* _DOCUMENT SEGMENT_
------------------------------------------------------------

Hello Teddy,
On 1/23/26 12:30 PM, Teddy Astie wrote:
Hello,
Le 22/01/2026 à 17:49, Oleksii Kurochko a écrit :
Introduce architecture-specific functions to create and destroy VCPUs.
Note that arch_vcpu_create() currently returns -EOPNOTSUPP, as the virtual
timer and interrupt controller are not yet implemented.
As part of this change, add continue_new_vcpu(), which will be used after
the first context_switch() of a new vCPU. Since this functionality is not
yet implemented, continue_new_vcpu() is currently provided as a stub.
Update the STACK_SIZE definition and introduce STACK_ORDER (to align with
other architectures) for allocating the vCPU stack.
Introduce struct cpu_info to store per-vCPU state that lives at the top
of the vCPU's stack.
Signed-off-by: Oleksii Kurochko <[email protected]>
---
Changes in v2:
- Drop BUILD_BUG_ON() in arch_vcpu_create() as a check isn't very useful.
- Use vzalloc() instead of alloc_xenheap_page() to use the larger domheap to
allocate vCPU's stack.
- Drop printk() inside arch_vcpu_create() to not have potential big noise
in console as it could be that an amount of vCPUs is pretty big.
- Use XVFREE() instead of free_xenheap_pages() as vCPU's stack allocation
happens with a usage of vzalloc() now.
- Drop stack field as it is enough to have only cpu_info as stack pointer
could be calculated based on cpu_info.

------------------------------------------------------------

* _PARTS OF THE EXERCISE_
A – Retype the passage of the vCPU patch message between "Introduce struct cpu_info" and "based on cpu_info.", inclusive.
B – Echo the lines of the records, from the first one through the line holding "370, 665, 395]", inclusive.
The records that follow are unrelated to the vCPU patch message.

* _GIVEN INFORMATION_
------------------------------------------------------------

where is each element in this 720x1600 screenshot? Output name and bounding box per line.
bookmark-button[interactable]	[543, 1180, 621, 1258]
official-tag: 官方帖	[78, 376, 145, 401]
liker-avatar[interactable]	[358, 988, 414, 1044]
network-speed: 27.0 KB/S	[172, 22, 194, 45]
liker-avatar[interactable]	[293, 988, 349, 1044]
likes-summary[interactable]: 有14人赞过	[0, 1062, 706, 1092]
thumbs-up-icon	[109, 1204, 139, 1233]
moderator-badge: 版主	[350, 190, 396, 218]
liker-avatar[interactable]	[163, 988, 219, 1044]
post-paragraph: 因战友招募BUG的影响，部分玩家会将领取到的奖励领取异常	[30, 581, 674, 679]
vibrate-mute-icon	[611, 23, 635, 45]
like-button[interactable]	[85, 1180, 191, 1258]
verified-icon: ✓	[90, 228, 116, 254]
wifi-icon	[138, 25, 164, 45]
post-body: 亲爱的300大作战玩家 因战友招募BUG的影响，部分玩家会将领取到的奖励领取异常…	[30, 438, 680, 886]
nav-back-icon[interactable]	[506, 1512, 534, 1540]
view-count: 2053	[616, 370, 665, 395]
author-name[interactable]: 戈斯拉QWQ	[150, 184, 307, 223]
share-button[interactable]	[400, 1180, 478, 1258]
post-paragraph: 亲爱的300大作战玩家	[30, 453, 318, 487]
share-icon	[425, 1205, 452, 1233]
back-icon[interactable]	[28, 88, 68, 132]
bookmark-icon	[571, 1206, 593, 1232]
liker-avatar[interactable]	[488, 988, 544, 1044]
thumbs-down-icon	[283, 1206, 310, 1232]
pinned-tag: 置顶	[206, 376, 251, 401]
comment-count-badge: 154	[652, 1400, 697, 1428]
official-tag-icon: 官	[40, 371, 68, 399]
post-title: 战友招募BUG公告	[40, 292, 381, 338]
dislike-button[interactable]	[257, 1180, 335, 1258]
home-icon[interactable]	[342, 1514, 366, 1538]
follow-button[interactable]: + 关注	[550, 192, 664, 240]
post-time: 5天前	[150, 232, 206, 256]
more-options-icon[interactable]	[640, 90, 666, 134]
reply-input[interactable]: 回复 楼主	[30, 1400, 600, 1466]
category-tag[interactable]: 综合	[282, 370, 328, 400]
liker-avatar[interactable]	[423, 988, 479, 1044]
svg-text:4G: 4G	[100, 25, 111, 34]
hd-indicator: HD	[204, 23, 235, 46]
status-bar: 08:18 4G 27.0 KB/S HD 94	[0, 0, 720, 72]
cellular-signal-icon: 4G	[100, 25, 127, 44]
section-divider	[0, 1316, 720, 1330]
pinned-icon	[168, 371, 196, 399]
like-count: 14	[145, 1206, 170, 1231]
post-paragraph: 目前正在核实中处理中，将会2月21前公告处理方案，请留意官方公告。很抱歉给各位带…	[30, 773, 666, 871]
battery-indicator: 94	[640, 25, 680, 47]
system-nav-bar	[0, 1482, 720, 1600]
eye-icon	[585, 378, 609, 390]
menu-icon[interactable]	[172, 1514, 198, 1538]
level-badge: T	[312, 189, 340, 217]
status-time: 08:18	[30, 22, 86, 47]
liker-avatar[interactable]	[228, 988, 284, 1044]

------------------------------------------------------------

* _ANSWERS PER TASK_
A –
Introduce struct cpu_info to store per-vCPU state that lives at the top
of the vCPU's stack.
Signed-off-by: Oleksii Kurochko <[email protected]>
---
Changes in v2:
- Drop BUILD_BUG_ON() in arch_vcpu_create() as a check isn't very useful.
- Use vzalloc() instead of alloc_xenheap_page() to use the larger domheap to
allocate vCPU's stack.
- Drop printk() inside arch_vcpu_create() to not have potential big noise
in console as it could be that an amount of vCPUs is pretty big.
- Use XVFREE() instead of free_xenheap_pages() as vCPU's stack allocation
happens with a usage of vzalloc() now.
- Drop stack field as it is enough to have only cpu_info as stack pointer
could be calculated based on cpu_info.

B –
where is each element in this 720x1600 screenshot? Output name and bounding box per line.
bookmark-button[interactable]	[543, 1180, 621, 1258]
official-tag: 官方帖	[78, 376, 145, 401]
liker-avatar[interactable]	[358, 988, 414, 1044]
network-speed: 27.0 KB/S	[172, 22, 194, 45]
liker-avatar[interactable]	[293, 988, 349, 1044]
likes-summary[interactable]: 有14人赞过	[0, 1062, 706, 1092]
thumbs-up-icon	[109, 1204, 139, 1233]
moderator-badge: 版主	[350, 190, 396, 218]
liker-avatar[interactable]	[163, 988, 219, 1044]
post-paragraph: 因战友招募BUG的影响，部分玩家会将领取到的奖励领取异常	[30, 581, 674, 679]
vibrate-mute-icon	[611, 23, 635, 45]
like-button[interactable]	[85, 1180, 191, 1258]
verified-icon: ✓	[90, 228, 116, 254]
wifi-icon	[138, 25, 164, 45]
post-body: 亲爱的300大作战玩家 因战友招募BUG的影响，部分玩家会将领取到的奖励领取异常…	[30, 438, 680, 886]
nav-back-icon[interactable]	[506, 1512, 534, 1540]
view-count: 2053	[616, 370, 665, 395]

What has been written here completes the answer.